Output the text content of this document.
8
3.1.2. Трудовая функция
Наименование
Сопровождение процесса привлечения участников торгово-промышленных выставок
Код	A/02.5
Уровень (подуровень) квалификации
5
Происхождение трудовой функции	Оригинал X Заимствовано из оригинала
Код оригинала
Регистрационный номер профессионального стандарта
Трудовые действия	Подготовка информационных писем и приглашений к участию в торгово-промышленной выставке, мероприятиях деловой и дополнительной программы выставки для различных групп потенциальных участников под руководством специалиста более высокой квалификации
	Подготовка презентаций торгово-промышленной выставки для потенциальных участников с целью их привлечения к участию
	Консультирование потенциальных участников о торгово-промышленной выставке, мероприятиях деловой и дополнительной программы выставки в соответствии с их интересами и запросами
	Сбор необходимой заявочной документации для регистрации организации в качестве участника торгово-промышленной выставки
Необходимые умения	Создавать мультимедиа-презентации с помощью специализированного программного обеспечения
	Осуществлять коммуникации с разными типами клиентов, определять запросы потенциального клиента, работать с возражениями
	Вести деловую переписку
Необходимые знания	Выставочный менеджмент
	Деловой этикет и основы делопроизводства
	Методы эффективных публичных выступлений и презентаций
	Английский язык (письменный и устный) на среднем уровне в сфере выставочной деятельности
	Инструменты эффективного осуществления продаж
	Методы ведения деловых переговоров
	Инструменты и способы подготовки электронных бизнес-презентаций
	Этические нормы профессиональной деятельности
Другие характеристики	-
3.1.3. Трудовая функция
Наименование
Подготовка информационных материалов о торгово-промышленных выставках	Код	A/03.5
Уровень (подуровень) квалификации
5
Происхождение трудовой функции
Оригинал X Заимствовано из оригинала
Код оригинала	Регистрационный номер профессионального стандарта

▶ **EXERCISE DIRECTIONS**
Report how many lines of the listing hold the string "промышленных", giving only the number.

▶ **RESULT**
2